> [SUPPLIED MATERIAL]
# # # # #
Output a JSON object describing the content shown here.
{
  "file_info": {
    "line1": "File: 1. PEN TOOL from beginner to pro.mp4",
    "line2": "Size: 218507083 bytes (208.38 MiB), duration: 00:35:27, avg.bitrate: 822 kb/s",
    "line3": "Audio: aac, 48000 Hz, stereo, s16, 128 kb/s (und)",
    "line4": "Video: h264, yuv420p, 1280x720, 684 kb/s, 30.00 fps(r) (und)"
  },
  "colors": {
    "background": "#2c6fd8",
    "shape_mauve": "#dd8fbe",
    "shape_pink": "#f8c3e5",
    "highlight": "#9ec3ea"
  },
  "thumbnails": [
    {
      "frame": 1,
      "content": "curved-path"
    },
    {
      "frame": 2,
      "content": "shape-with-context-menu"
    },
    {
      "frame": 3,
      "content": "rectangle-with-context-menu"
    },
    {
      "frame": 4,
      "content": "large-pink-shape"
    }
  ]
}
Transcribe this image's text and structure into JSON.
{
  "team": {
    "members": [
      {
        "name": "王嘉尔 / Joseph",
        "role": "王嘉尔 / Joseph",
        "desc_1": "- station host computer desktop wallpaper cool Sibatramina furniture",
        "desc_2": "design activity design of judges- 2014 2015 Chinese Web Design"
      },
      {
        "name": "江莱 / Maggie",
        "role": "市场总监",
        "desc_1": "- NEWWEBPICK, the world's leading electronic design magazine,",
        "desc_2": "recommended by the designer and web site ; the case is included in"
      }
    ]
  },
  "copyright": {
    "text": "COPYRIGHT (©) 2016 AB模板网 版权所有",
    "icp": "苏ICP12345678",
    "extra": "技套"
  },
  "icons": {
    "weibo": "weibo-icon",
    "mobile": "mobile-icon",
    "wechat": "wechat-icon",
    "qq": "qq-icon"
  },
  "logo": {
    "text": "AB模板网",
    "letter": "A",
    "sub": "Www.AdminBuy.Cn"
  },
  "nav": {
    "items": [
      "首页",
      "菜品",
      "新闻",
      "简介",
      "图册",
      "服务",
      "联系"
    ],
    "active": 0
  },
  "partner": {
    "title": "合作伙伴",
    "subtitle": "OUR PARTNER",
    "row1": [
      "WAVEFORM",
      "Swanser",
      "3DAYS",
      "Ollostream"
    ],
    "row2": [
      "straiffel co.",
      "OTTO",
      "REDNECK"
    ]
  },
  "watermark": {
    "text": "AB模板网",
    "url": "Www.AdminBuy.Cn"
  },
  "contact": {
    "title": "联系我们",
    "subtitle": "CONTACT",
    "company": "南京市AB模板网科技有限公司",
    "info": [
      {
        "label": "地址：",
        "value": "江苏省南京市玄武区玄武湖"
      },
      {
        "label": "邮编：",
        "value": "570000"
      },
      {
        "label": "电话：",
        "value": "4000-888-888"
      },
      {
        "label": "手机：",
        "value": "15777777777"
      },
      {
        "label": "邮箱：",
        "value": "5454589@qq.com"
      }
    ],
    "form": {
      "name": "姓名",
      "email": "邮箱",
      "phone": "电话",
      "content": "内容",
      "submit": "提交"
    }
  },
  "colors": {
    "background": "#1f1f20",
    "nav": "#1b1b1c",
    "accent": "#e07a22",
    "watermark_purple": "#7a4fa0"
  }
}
# # # # #
> [SHORT PROBLEM] Exactly as they are written, print the entries again.

> [EXERCISE SOLUTION]
Output a JSON object describing the content shown here.
{
  "file_info": {
    "line1": "File: 1. PEN TOOL from beginner to pro.mp4",
    "line2": "Size: 218507083 bytes (208.38 MiB), duration: 00:35:27, avg.bitrate: 822 kb/s",
    "line3": "Audio: aac, 48000 Hz, stereo, s16, 128 kb/s (und)",
    "line4": "Video: h264, yuv420p, 1280x720, 684 kb/s, 30.00 fps(r) (und)"
  },
  "colors": {
    "background": "#2c6fd8",
    "shape_mauve": "#dd8fbe",
    "shape_pink": "#f8c3e5",
    "highlight": "#9ec3ea"
  },
  "thumbnails": [
    {
      "frame": 1,
      "content": "curved-path"
    },
    {
      "frame": 2,
      "content": "shape-with-context-menu"
    },
    {
      "frame": 3,
      "content": "rectangle-with-context-menu"
    },
    {
      "frame": 4,
      "content": "large-pink-shape"
    }
  ]
}
Transcribe this image's text and structure into JSON.
{
  "team": {
    "members": [
      {
        "name": "王嘉尔 / Joseph",
        "role": "王嘉尔 / Joseph",
        "desc_1": "- station host computer desktop wallpaper cool Sibatramina furniture",
        "desc_2": "design activity design of judges- 2014 2015 Chinese Web Design"
      },
      {
        "name": "江莱 / Maggie",
        "role": "市场总监",
        "desc_1": "- NEWWEBPICK, the world's leading electronic design magazine,",
        "desc_2": "recommended by the designer and web site ; the case is included in"
      }
    ]
  },
  "copyright": {
    "text": "COPYRIGHT (©) 2016 AB模板网 版权所有",
    "icp": "苏ICP12345678",
    "extra": "技套"
  },
  "icons": {
    "weibo": "weibo-icon",
    "mobile": "mobile-icon",
    "wechat": "wechat-icon",
    "qq": "qq-icon"
  },
  "logo": {
    "text": "AB模板网",
    "letter": "A",
    "sub": "Www.AdminBuy.Cn"
  },
  "nav": {
    "items": [
      "首页",
      "菜品",
      "新闻",
      "简介",
      "图册",
      "服务",
      "联系"
    ],
    "active": 0
  },
  "partner": {
    "title": "合作伙伴",
    "subtitle": "OUR PARTNER",
    "row1": [
      "WAVEFORM",
      "Swanser",
      "3DAYS",
      "Ollostream"
    ],
    "row2": [
      "straiffel co.",
      "OTTO",
      "REDNECK"
    ]
  },
  "watermark": {
    "text": "AB模板网",
    "url": "Www.AdminBuy.Cn"
  },
  "contact": {
    "title": "联系我们",
    "subtitle": "CONTACT",
    "company": "南京市AB模板网科技有限公司",
    "info": [
      {
        "label": "地址：",
        "value": "江苏省南京市玄武区玄武湖"
      },
      {
        "label": "邮编：",
        "value": "570000"
      },
      {
        "label": "电话：",
        "value": "4000-888-888"
      },
      {
        "label": "手机：",
        "value": "15777777777"
      },
      {
        "label": "邮箱：",
        "value": "5454589@qq.com"
      }
    ],
    "form": {
      "name": "姓名",
      "email": "邮箱",
      "phone": "电话",
      "content": "内容",
      "submit": "提交"
    }
  },
  "colors": {
    "background": "#1f1f20",
    "nav": "#1b1b1c",
    "accent": "#e07a22",
    "watermark_purple": "#7a4fa0"
  }
}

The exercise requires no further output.